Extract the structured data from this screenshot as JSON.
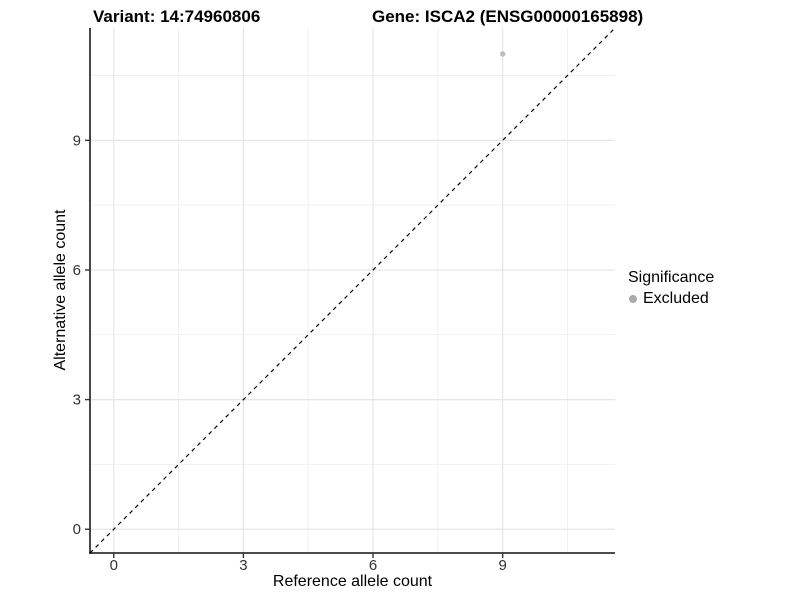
{
  "title": {
    "variant": "Variant: 14:74960806",
    "gene": "Gene: ISCA2 (ENSG00000165898)"
  },
  "chart_data": {
    "type": "scatter",
    "title_left": "Variant: 14:74960806",
    "title_right": "Gene: ISCA2 (ENSG00000165898)",
    "xlabel": "Reference allele count",
    "ylabel": "Alternative allele count",
    "xlim": [
      -0.55,
      11.6
    ],
    "ylim": [
      -0.55,
      11.6
    ],
    "xticks": [
      0,
      3,
      6,
      9
    ],
    "yticks": [
      0,
      3,
      6,
      9
    ],
    "minor_gridlines": [
      1.5,
      4.5,
      7.5,
      10.5
    ],
    "grid": "major and minor, light gray on white",
    "series": [
      {
        "name": "Excluded",
        "points": [
          {
            "x": 9,
            "y": 11
          }
        ],
        "color": "#bdbdbd"
      }
    ],
    "reference_line": {
      "slope": 1,
      "intercept": 0,
      "style": "dashed",
      "color": "#000000"
    },
    "legend": {
      "title": "Significance",
      "position": "right",
      "items": [
        {
          "label": "Excluded",
          "color": "#aaaaaa"
        }
      ]
    },
    "colors": {
      "background": "#ffffff",
      "axis_line": "#333333",
      "tick_mark": "#333333",
      "tick_label": "#333333",
      "major_grid": "#e6e6e6",
      "minor_grid": "#f1f1f1"
    }
  }
}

▸ **Exercise**: All of the data needs repeating exactly, but the pictures do not.

▸ **Finished answer**:
Extract the structured data from this screenshot as JSON.
{
  "title": {
    "variant": "Variant: 14:74960806",
    "gene": "Gene: ISCA2 (ENSG00000165898)"
  },
  "chart_data": {
    "type": "scatter",
    "title_left": "Variant: 14:74960806",
    "title_right": "Gene: ISCA2 (ENSG00000165898)",
    "xlabel": "Reference allele count",
    "ylabel": "Alternative allele count",
    "xlim": [
      -0.55,
      11.6
    ],
    "ylim": [
      -0.55,
      11.6
    ],
    "xticks": [
      0,
      3,
      6,
      9
    ],
    "yticks": [
      0,
      3,
      6,
      9
    ],
    "minor_gridlines": [
      1.5,
      4.5,
      7.5,
      10.5
    ],
    "grid": "major and minor, light gray on white",
    "series": [
      {
        "name": "Excluded",
        "points": [
          {
            "x": 9,
            "y": 11
          }
        ],
        "color": "#bdbdbd"
      }
    ],
    "reference_line": {
      "slope": 1,
      "intercept": 0,
      "style": "dashed",
      "color": "#000000"
    },
    "legend": {
      "title": "Significance",
      "position": "right",
      "items": [
        {
          "label": "Excluded",
          "color": "#aaaaaa"
        }
      ]
    },
    "colors": {
      "background": "#ffffff",
      "axis_line": "#333333",
      "tick_mark": "#333333",
      "tick_label": "#333333",
      "major_grid": "#e6e6e6",
      "minor_grid": "#f1f1f1"
    }
  }
}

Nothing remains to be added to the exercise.